# Passage given:
◆ ◆ ◆
The novel idea of using strings of Is and Os to solve complex problems traces back to another gifted Englishman, George Boole. A contemporary of Babbage’s, he developed a system of mathematical logic that allows problems to be solved by reducing them to a series of questions requiring only an answer of true or false. Just three logical functions, called AND, OR and NOT, are needed to process Boole’s “trues” and “falses,” or Is and Os. In computers these operations are performed by simple combinations of on-off switches, called logic gates. They pass on information, that is pulses of electricity, only according to the Boolean rules built within them. Even a small home computer has thousands of such gates, each opening and closing more than a million times a second, sending bits and bytes of information coursing through the circuitry at nearly light’s velocity (electricity travels about a foot in a billionth of a second).
The earliest digital computers were much more plodding. They relied on electromechanical on-off switches called relays, which physically opened and closed like the old Morse code keys. Physicist-Author Jeremy Bernstein recalls that Mark I, IBM’s first large computer, assembled at Harvard during World War II, sounded “like a roomful of ladies knitting.” It could multiply two 23-digit numbers in about five seconds. Even some hand-held calculators can now do the same job in a fraction of the time.
ENIAC vastly increased computer speed by using vacuum tubes rather than electromechanical relays as its switches, but it still had a major shortcoming. To perform different operations, it had to be manually rewired, like an old wire-and-plug telephone switchboard, a task that could take several days. The Hungarian-born mathematical genius, John von Neumann, saw a solution. He suggested putting the machine’s operating instructions, or program, within the same memory as the data to be processed and writing it in the same binary language. The computer could thus be programmed through the same input devices used to feed in data, such as a keyboard or a reel of tape. The first commercial computer to have such capability was Sperry-Rand’s UNIVAC 1, which appeared in 1951 and, much to IBM’s chagrin at being beaten, was promptly delivered to the Census Bureau.
Yet even while journalists were hailing the new “electronic superbrains,” the machines were already becoming obsolete. In 1947 three scientists at Bell Labs invented a tiny, deceptively simple device called the transistor (short for transfer resistance). It was nothing more than a sandwich of semiconducting materials, mostly crystals of germanium; silicon became popular later. The crystals were arranged so that a tiny current entering one part of the sandwich could control a larger current in another. Hence, they could be used as switches, controlling the ebb and flow of electrons. Even the earliest transistors were much smaller than vacuum tubes, worked faster and had fewer failures. They gave off so little heat that they could be packed closely together. Above all, they were quite cheap to make.
◆ ◆ ◆
# Objectives:
a: Decide whether each statement agrees with the passage on early computers, answering yes or no and quoting the words that settle it: (i) Mark I could multiply two 23-digit numbers in about five seconds; (ii) ENIAC used electromechanical relays as its switches; (iii) the first transistors were made mostly of silicon.
b: According to the passage on early computers, to which agency was UNIVAC 1 delivered?
c: Rewrite everything in the passage on early computers from "ENIAC vastly increased" down to "the Census Bureau.", putting "information" wherever "data" appears.
◆ ◆ ◆
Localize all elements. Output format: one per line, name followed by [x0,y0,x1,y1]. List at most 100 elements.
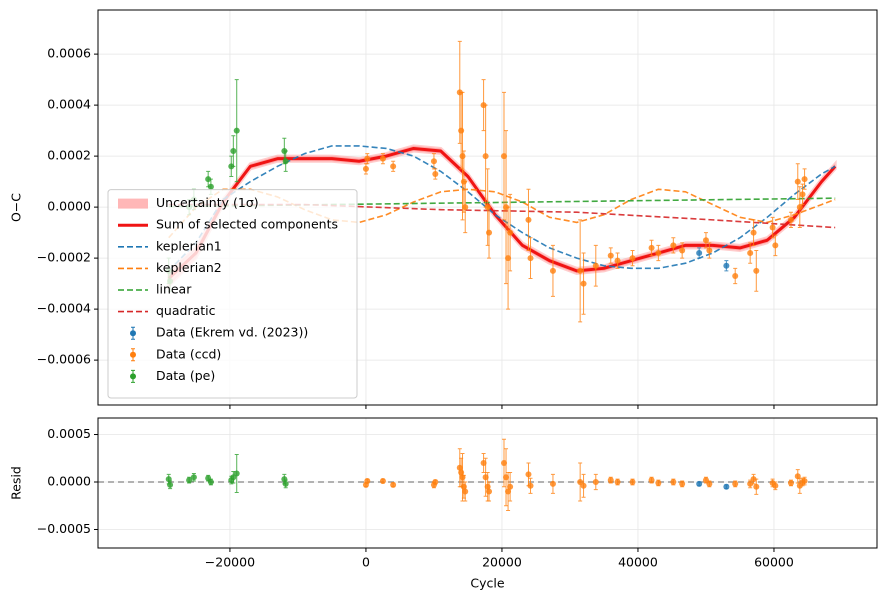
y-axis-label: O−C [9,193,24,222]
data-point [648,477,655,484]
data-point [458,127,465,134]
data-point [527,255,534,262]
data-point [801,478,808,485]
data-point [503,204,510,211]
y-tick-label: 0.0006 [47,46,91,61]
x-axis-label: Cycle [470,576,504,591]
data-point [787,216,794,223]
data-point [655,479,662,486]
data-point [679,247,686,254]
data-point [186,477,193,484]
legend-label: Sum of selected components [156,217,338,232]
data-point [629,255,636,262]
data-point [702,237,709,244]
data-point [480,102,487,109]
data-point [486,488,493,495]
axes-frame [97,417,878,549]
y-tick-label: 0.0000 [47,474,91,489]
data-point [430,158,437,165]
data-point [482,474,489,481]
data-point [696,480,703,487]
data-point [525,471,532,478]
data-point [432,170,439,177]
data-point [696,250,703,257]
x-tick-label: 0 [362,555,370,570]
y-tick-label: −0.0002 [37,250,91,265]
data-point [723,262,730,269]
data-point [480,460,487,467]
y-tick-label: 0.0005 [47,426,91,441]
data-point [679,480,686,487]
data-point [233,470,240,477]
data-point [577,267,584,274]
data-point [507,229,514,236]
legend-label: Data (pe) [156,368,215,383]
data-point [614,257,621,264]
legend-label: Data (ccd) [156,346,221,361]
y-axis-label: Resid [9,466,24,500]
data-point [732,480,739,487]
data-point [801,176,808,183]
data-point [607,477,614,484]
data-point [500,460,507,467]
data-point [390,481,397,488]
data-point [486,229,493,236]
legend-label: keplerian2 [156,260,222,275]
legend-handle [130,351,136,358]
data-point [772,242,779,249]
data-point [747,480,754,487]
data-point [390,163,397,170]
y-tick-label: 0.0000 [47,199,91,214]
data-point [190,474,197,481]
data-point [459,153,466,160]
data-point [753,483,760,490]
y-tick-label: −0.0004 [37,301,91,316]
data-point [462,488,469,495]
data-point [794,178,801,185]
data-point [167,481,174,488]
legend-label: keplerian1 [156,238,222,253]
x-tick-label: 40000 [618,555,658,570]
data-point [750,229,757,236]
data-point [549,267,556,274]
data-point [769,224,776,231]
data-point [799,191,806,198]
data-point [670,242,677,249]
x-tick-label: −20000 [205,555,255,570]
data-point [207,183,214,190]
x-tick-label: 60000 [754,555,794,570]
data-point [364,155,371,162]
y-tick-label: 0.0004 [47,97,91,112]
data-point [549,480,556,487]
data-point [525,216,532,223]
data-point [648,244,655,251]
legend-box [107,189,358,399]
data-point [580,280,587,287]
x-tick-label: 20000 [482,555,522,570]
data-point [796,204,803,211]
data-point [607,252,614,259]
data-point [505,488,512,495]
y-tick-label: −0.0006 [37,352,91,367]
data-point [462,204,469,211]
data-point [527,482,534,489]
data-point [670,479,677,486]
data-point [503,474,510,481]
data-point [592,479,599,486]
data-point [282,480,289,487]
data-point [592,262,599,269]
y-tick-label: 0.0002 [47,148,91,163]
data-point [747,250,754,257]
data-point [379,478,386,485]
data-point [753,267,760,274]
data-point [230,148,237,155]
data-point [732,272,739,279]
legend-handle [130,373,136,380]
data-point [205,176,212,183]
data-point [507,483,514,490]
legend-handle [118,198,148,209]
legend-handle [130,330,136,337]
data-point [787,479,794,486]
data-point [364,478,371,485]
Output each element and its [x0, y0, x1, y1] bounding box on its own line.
◆ ◆ ◆
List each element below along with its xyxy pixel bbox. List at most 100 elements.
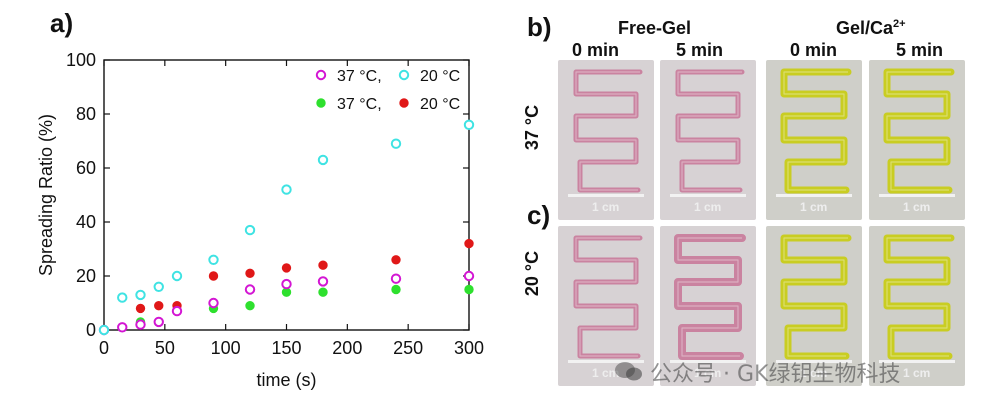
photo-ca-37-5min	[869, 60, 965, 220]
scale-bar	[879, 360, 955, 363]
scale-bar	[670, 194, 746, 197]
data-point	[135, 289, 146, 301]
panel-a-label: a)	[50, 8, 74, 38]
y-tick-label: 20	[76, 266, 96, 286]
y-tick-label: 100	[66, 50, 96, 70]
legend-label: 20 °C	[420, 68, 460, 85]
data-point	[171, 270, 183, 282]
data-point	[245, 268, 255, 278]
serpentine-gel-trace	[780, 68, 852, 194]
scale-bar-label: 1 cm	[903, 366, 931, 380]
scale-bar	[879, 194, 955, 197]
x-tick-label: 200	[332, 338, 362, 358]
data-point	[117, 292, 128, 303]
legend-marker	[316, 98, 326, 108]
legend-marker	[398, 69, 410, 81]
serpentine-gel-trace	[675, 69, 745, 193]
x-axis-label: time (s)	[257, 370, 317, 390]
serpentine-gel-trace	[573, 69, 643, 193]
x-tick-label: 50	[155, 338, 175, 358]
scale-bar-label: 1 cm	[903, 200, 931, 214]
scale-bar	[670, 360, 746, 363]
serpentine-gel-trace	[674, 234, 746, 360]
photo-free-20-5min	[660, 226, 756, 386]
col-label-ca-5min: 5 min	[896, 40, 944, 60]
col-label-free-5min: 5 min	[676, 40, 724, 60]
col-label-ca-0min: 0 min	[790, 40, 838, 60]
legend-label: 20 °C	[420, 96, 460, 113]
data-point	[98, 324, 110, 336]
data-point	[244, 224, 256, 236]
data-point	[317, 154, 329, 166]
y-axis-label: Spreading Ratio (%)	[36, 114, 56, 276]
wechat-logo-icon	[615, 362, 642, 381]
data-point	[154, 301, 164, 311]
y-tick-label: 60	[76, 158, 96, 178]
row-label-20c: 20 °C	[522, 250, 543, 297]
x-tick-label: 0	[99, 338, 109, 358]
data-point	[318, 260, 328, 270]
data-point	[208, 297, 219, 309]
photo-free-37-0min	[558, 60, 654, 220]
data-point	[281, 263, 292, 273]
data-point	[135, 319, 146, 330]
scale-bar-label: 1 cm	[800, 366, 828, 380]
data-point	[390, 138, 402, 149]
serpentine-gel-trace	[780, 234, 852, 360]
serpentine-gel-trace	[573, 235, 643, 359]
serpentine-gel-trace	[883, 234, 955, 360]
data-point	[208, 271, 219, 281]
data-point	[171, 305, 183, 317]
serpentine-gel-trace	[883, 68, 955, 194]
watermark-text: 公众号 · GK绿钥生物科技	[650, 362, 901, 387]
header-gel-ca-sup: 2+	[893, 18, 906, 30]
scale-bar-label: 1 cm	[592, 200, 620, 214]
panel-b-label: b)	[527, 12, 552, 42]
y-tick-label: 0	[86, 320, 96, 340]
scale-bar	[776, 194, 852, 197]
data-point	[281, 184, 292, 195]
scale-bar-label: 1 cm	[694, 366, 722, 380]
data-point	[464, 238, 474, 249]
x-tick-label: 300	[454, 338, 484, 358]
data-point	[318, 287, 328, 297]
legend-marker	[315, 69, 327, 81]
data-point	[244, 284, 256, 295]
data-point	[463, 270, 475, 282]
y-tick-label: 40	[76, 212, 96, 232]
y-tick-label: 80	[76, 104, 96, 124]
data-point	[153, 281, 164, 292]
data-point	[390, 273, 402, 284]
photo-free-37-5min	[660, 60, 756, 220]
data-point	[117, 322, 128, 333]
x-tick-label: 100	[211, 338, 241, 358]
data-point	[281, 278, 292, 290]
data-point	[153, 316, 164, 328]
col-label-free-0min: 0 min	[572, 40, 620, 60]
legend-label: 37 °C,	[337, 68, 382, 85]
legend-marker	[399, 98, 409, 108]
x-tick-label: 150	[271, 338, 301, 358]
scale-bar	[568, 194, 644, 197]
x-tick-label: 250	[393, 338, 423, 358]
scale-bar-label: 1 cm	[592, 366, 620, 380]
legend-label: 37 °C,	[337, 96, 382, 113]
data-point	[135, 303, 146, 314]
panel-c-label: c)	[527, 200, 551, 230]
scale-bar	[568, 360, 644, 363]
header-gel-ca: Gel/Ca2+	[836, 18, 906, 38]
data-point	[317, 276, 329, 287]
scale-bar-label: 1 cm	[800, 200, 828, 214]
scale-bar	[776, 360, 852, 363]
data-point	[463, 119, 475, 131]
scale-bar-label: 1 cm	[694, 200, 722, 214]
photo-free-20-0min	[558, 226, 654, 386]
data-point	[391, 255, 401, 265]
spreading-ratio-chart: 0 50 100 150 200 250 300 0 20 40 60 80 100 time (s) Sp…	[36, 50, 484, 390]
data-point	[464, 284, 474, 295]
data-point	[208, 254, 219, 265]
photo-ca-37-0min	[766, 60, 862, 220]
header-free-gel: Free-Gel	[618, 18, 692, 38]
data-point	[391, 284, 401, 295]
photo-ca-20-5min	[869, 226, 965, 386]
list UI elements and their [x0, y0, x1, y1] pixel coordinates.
◆ ◆ ◆
# Results in order:
a:
(i) Yes: "It could multiply two 23-digit numbers in about five seconds."
(ii) No: "by using vacuum tubes rather than electromechanical relays as its switches"
(iii) No: "mostly crystals of germanium; silicon became popular later"

b: It was delivered to the Census Bureau.

c:
ENIAC vastly increased computer speed by using vacuum tubes rather than electromechanical relays as its switches, but it still had a major shortcoming. To perform different operations, it had to be manually rewired, like an old wire-and-plug telephone switchboard, a task that could take several days. The Hungarian-born mathematical genius, John von Neumann, saw a solution. He suggested putting the machine’s operating instructions, or program, within the same memory as the information to be processed and writing it in the same binary language. The computer could thus be programmed through the same input devices used to feed in information, such as a keyboard or a reel of tape. The first commercial computer to have such capability was Sperry-Rand’s UNIVAC 1, which appeared in 1951 and, much to IBM’s chagrin at being beaten, was promptly delivered to the Census Bureau.